Copy out the material below in full, but not its images.

[Extracted data entries]
-----

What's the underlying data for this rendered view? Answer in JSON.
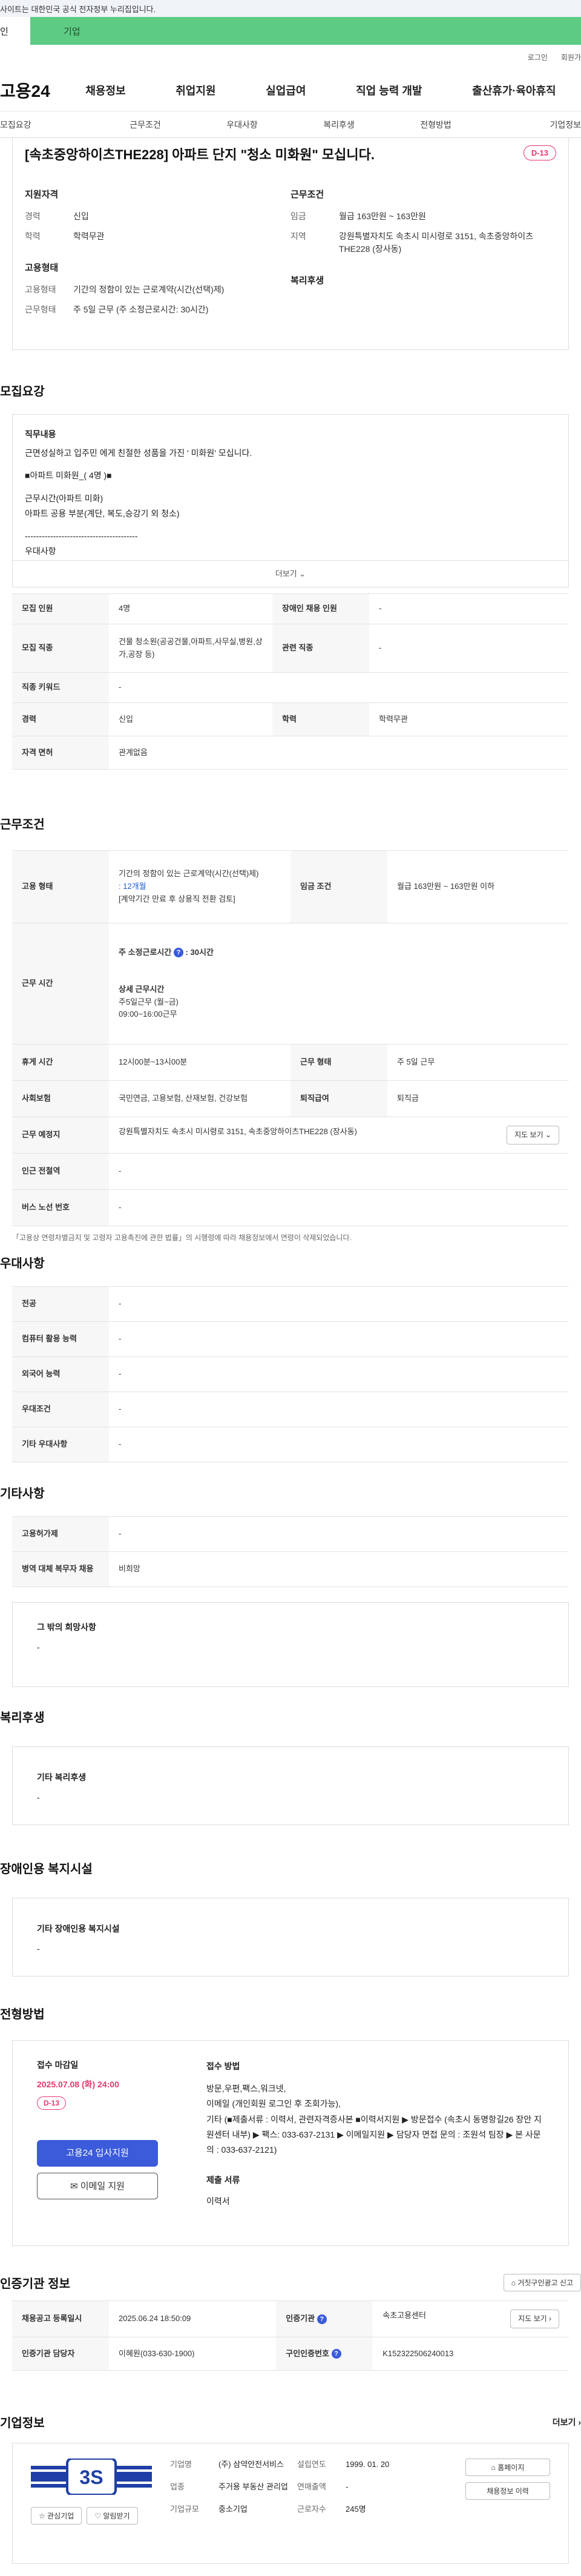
{
  "top": {
    "gov_notice": "사이트는 대한민국 공식 전자정부 누리집입니다.",
    "tab_person": "인",
    "tab_company": "기업",
    "login": "로그인",
    "signup": "회원가"
  },
  "gnb": {
    "logo": "고용24",
    "menu": [
      "채용정보",
      "취업지원",
      "실업급여",
      "직업 능력 개발",
      "출산휴가·육아휴직"
    ]
  },
  "subnav": [
    "모집요강",
    "근무조건",
    "우대사항",
    "복리후생",
    "전형방법",
    "기업정보"
  ],
  "job": {
    "title": "[속초중앙하이츠THE228] 아파트 단지 \"청소 미화원\" 모십니다.",
    "dday": "D-13",
    "qual_head": "지원자격",
    "qual_rows": [
      {
        "k": "경력",
        "v": "신입"
      },
      {
        "k": "학력",
        "v": "학력무관"
      }
    ],
    "emp_head": "고용형태",
    "emp_rows": [
      {
        "k": "고용형태",
        "v": "기간의 정함이 있는 근로계약(시간(선택)제)"
      },
      {
        "k": "근무형태",
        "v": "주 5일 근무 (주 소정근로시간: 30시간)"
      }
    ],
    "cond_head": "근무조건",
    "cond_rows": [
      {
        "k": "임금",
        "v": "월급 163만원 ~ 163만원"
      },
      {
        "k": "지역",
        "v": "강원특별자치도 속초시 미시령로 3151, 속초중앙하이츠THE228 (장사동)"
      }
    ],
    "welfare_head": "복리후생"
  },
  "recruit": {
    "title": "모집요강",
    "desc_label": "직무내용",
    "desc_lines": [
      "근면성실하고 입주민 에게 친절한 성품을 가진 ' 미화원' 모십니다.",
      "",
      "■아파트 미화원_( 4명 )■",
      "",
      "근무시간(아파트 미화)",
      "아파트 공용 부분(계단, 복도,승강기 외 청소)",
      "",
      "----------------------------------------",
      "우대사항"
    ],
    "more": "더보기 ⌄",
    "rows": [
      {
        "k1": "모집 인원",
        "v1": "4명",
        "k2": "장애인 채용 인원",
        "v2": "-"
      },
      {
        "k1": "모집 직종",
        "v1": "건물 청소원(공공건물,아파트,사무실,병원,상가,공장 등)",
        "k2": "관련 직종",
        "v2": "-"
      },
      {
        "k1": "직종 키워드",
        "v1": "-"
      },
      {
        "k1": "경력",
        "v1": "신입",
        "k2": "학력",
        "v2": "학력무관"
      },
      {
        "k1": "자격 면허",
        "v1": "관계없음"
      }
    ]
  },
  "work": {
    "title": "근무조건",
    "emp_type_k": "고용 형태",
    "emp_type_v": "기간의 정함이 있는 근로계약(시간(선택)제)",
    "emp_type_months": ": 12개월",
    "emp_type_note": "[계약기간 만료 후 상용직 전환 검토]",
    "wage_k": "임금 조건",
    "wage_v": "월급 163만원 ~ 163만원 이하",
    "hours_k": "근무 시간",
    "hours_week_label": "주 소정근로시간",
    "hours_week_v": ": 30시간",
    "hours_detail_label": "상세 근무시간",
    "hours_detail_1": "주5일근무 (월~금)",
    "hours_detail_2": "09:00~16:00근무",
    "rest_k": "휴게 시간",
    "rest_v": "12시00분~13시00분",
    "form_k": "근무 형태",
    "form_v": "주 5일 근무",
    "ins_k": "사회보험",
    "ins_v": "국민연금, 고용보험, 산재보험, 건강보험",
    "retire_k": "퇴직급여",
    "retire_v": "퇴직금",
    "place_k": "근무 예정지",
    "place_v": "강원특별자치도 속초시 미시령로 3151, 속초중앙하이츠THE228 (장사동)",
    "map_btn": "지도 보기 ⌄",
    "subway_k": "인근 전철역",
    "subway_v": "-",
    "bus_k": "버스 노선 번호",
    "bus_v": "-",
    "note": "「고용상 연령차별금지 및 고령자 고용촉진에 관한 법률」의 시행령에 따라 채용정보에서 연령이 삭제되었습니다."
  },
  "pref": {
    "title": "우대사항",
    "rows": [
      {
        "k": "전공",
        "v": "-"
      },
      {
        "k": "컴퓨터 활용 능력",
        "v": "-"
      },
      {
        "k": "외국어 능력",
        "v": "-"
      },
      {
        "k": "우대조건",
        "v": "-"
      },
      {
        "k": "기타 우대사항",
        "v": "-"
      }
    ]
  },
  "etc": {
    "title": "기타사항",
    "rows": [
      {
        "k": "고용허가제",
        "v": "-"
      },
      {
        "k": "병역 대체 복무자 채용",
        "v": "비희망"
      }
    ],
    "hope_label": "그 밖의 희망사항",
    "hope_v": "-"
  },
  "welfare": {
    "title": "복리후생",
    "label": "기타 복리후생",
    "v": "-"
  },
  "disabled": {
    "title": "장애인용 복지시설",
    "label": "기타 장애인용 복지시설",
    "v": "-"
  },
  "selection": {
    "title": "전형방법",
    "deadline_label": "접수 마감일",
    "deadline_v": "2025.07.08 (화) 24:00",
    "dday": "D-13",
    "apply_btn": "고용24 입사지원",
    "email_btn": "이메일 지원",
    "method_label": "접수 방법",
    "method_lines": [
      "방문,우편,팩스,워크넷,",
      "이메일 (개인회원 로그인 후 조회가능),",
      "기타 (■제출서류 : 이력서, 관련자격증사본 ■이력서지원 ▶ 방문접수 (속초시 동명항길26 장안 지원센터 내부) ▶ 팩스: 033-637-2131 ▶ 이메일지원 ▶ 담당자 면접 문의 : 조원석 팀장 ▶ 본 사문의 : 033-637-2121)"
    ],
    "docs_label": "제출 서류",
    "docs_v": "이력서"
  },
  "agency": {
    "title": "인증기관 정보",
    "report_btn": "거짓구인광고 신고",
    "reg_k": "채용공고 등록일시",
    "reg_v": "2025.06.24 18:50:09",
    "org_k": "인증기관",
    "org_v": "속초고용센터",
    "map_btn": "지도 보기 ›",
    "mgr_k": "인증기관 담당자",
    "mgr_v": "이혜원(033-630-1900)",
    "num_k": "구인인증번호",
    "num_v": "K152322506240013"
  },
  "company": {
    "title": "기업정보",
    "more": "더보기 ›",
    "logo_text": "3S",
    "fav_btn": "관심기업",
    "follow_btn": "알림받기",
    "name_k": "기업명",
    "name_v": "(주) 삼약안전서비스",
    "ind_k": "업종",
    "ind_v": "주거용 부동산 관리업",
    "scale_k": "기업규모",
    "scale_v": "중소기업",
    "found_k": "설립연도",
    "found_v": "1999. 01. 20",
    "sales_k": "연매출액",
    "sales_v": "-",
    "emp_k": "근로자수",
    "emp_v": "245명",
    "home_btn": "홈페이지",
    "history_btn": "채용정보 이력"
  },
  "colors": {
    "accent": "#3b5bdb",
    "dday": "#e9366e",
    "company_tab": "#5ecb84"
  }
}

-----

Answer to this task ->
What's the underlying data for this rendered view? Answer in JSON.
{
  "top": {
    "gov_notice": "사이트는 대한민국 공식 전자정부 누리집입니다.",
    "tab_person": "인",
    "tab_company": "기업",
    "login": "로그인",
    "signup": "회원가"
  },
  "gnb": {
    "logo": "고용24",
    "menu": [
      "채용정보",
      "취업지원",
      "실업급여",
      "직업 능력 개발",
      "출산휴가·육아휴직"
    ]
  },
  "subnav": [
    "모집요강",
    "근무조건",
    "우대사항",
    "복리후생",
    "전형방법",
    "기업정보"
  ],
  "job": {
    "title": "[속초중앙하이츠THE228] 아파트 단지 \"청소 미화원\" 모십니다.",
    "dday": "D-13",
    "qual_head": "지원자격",
    "qual_rows": [
      {
        "k": "경력",
        "v": "신입"
      },
      {
        "k": "학력",
        "v": "학력무관"
      }
    ],
    "emp_head": "고용형태",
    "emp_rows": [
      {
        "k": "고용형태",
        "v": "기간의 정함이 있는 근로계약(시간(선택)제)"
      },
      {
        "k": "근무형태",
        "v": "주 5일 근무 (주 소정근로시간: 30시간)"
      }
    ],
    "cond_head": "근무조건",
    "cond_rows": [
      {
        "k": "임금",
        "v": "월급 163만원 ~ 163만원"
      },
      {
        "k": "지역",
        "v": "강원특별자치도 속초시 미시령로 3151, 속초중앙하이츠THE228 (장사동)"
      }
    ],
    "welfare_head": "복리후생"
  },
  "recruit": {
    "title": "모집요강",
    "desc_label": "직무내용",
    "desc_lines": [
      "근면성실하고 입주민 에게 친절한 성품을 가진 ' 미화원' 모십니다.",
      "",
      "■아파트 미화원_( 4명 )■",
      "",
      "근무시간(아파트 미화)",
      "아파트 공용 부분(계단, 복도,승강기 외 청소)",
      "",
      "----------------------------------------",
      "우대사항"
    ],
    "more": "더보기 ⌄",
    "rows": [
      {
        "k1": "모집 인원",
        "v1": "4명",
        "k2": "장애인 채용 인원",
        "v2": "-"
      },
      {
        "k1": "모집 직종",
        "v1": "건물 청소원(공공건물,아파트,사무실,병원,상가,공장 등)",
        "k2": "관련 직종",
        "v2": "-"
      },
      {
        "k1": "직종 키워드",
        "v1": "-"
      },
      {
        "k1": "경력",
        "v1": "신입",
        "k2": "학력",
        "v2": "학력무관"
      },
      {
        "k1": "자격 면허",
        "v1": "관계없음"
      }
    ]
  },
  "work": {
    "title": "근무조건",
    "emp_type_k": "고용 형태",
    "emp_type_v": "기간의 정함이 있는 근로계약(시간(선택)제)",
    "emp_type_months": ": 12개월",
    "emp_type_note": "[계약기간 만료 후 상용직 전환 검토]",
    "wage_k": "임금 조건",
    "wage_v": "월급 163만원 ~ 163만원 이하",
    "hours_k": "근무 시간",
    "hours_week_label": "주 소정근로시간",
    "hours_week_v": ": 30시간",
    "hours_detail_label": "상세 근무시간",
    "hours_detail_1": "주5일근무 (월~금)",
    "hours_detail_2": "09:00~16:00근무",
    "rest_k": "휴게 시간",
    "rest_v": "12시00분~13시00분",
    "form_k": "근무 형태",
    "form_v": "주 5일 근무",
    "ins_k": "사회보험",
    "ins_v": "국민연금, 고용보험, 산재보험, 건강보험",
    "retire_k": "퇴직급여",
    "retire_v": "퇴직금",
    "place_k": "근무 예정지",
    "place_v": "강원특별자치도 속초시 미시령로 3151, 속초중앙하이츠THE228 (장사동)",
    "map_btn": "지도 보기 ⌄",
    "subway_k": "인근 전철역",
    "subway_v": "-",
    "bus_k": "버스 노선 번호",
    "bus_v": "-",
    "note": "「고용상 연령차별금지 및 고령자 고용촉진에 관한 법률」의 시행령에 따라 채용정보에서 연령이 삭제되었습니다."
  },
  "pref": {
    "title": "우대사항",
    "rows": [
      {
        "k": "전공",
        "v": "-"
      },
      {
        "k": "컴퓨터 활용 능력",
        "v": "-"
      },
      {
        "k": "외국어 능력",
        "v": "-"
      },
      {
        "k": "우대조건",
        "v": "-"
      },
      {
        "k": "기타 우대사항",
        "v": "-"
      }
    ]
  },
  "etc": {
    "title": "기타사항",
    "rows": [
      {
        "k": "고용허가제",
        "v": "-"
      },
      {
        "k": "병역 대체 복무자 채용",
        "v": "비희망"
      }
    ],
    "hope_label": "그 밖의 희망사항",
    "hope_v": "-"
  },
  "welfare": {
    "title": "복리후생",
    "label": "기타 복리후생",
    "v": "-"
  },
  "disabled": {
    "title": "장애인용 복지시설",
    "label": "기타 장애인용 복지시설",
    "v": "-"
  },
  "selection": {
    "title": "전형방법",
    "deadline_label": "접수 마감일",
    "deadline_v": "2025.07.08 (화) 24:00",
    "dday": "D-13",
    "apply_btn": "고용24 입사지원",
    "email_btn": "이메일 지원",
    "method_label": "접수 방법",
    "method_lines": [
      "방문,우편,팩스,워크넷,",
      "이메일 (개인회원 로그인 후 조회가능),",
      "기타 (■제출서류 : 이력서, 관련자격증사본 ■이력서지원 ▶ 방문접수 (속초시 동명항길26 장안 지원센터 내부) ▶ 팩스: 033-637-2131 ▶ 이메일지원 ▶ 담당자 면접 문의 : 조원석 팀장 ▶ 본 사문의 : 033-637-2121)"
    ],
    "docs_label": "제출 서류",
    "docs_v": "이력서"
  },
  "agency": {
    "title": "인증기관 정보",
    "report_btn": "거짓구인광고 신고",
    "reg_k": "채용공고 등록일시",
    "reg_v": "2025.06.24 18:50:09",
    "org_k": "인증기관",
    "org_v": "속초고용센터",
    "map_btn": "지도 보기 ›",
    "mgr_k": "인증기관 담당자",
    "mgr_v": "이혜원(033-630-1900)",
    "num_k": "구인인증번호",
    "num_v": "K152322506240013"
  },
  "company": {
    "title": "기업정보",
    "more": "더보기 ›",
    "logo_text": "3S",
    "fav_btn": "관심기업",
    "follow_btn": "알림받기",
    "name_k": "기업명",
    "name_v": "(주) 삼약안전서비스",
    "ind_k": "업종",
    "ind_v": "주거용 부동산 관리업",
    "scale_k": "기업규모",
    "scale_v": "중소기업",
    "found_k": "설립연도",
    "found_v": "1999. 01. 20",
    "sales_k": "연매출액",
    "sales_v": "-",
    "emp_k": "근로자수",
    "emp_v": "245명",
    "home_btn": "홈페이지",
    "history_btn": "채용정보 이력"
  },
  "colors": {
    "accent": "#3b5bdb",
    "dday": "#e9366e",
    "company_tab": "#5ecb84"
  }
}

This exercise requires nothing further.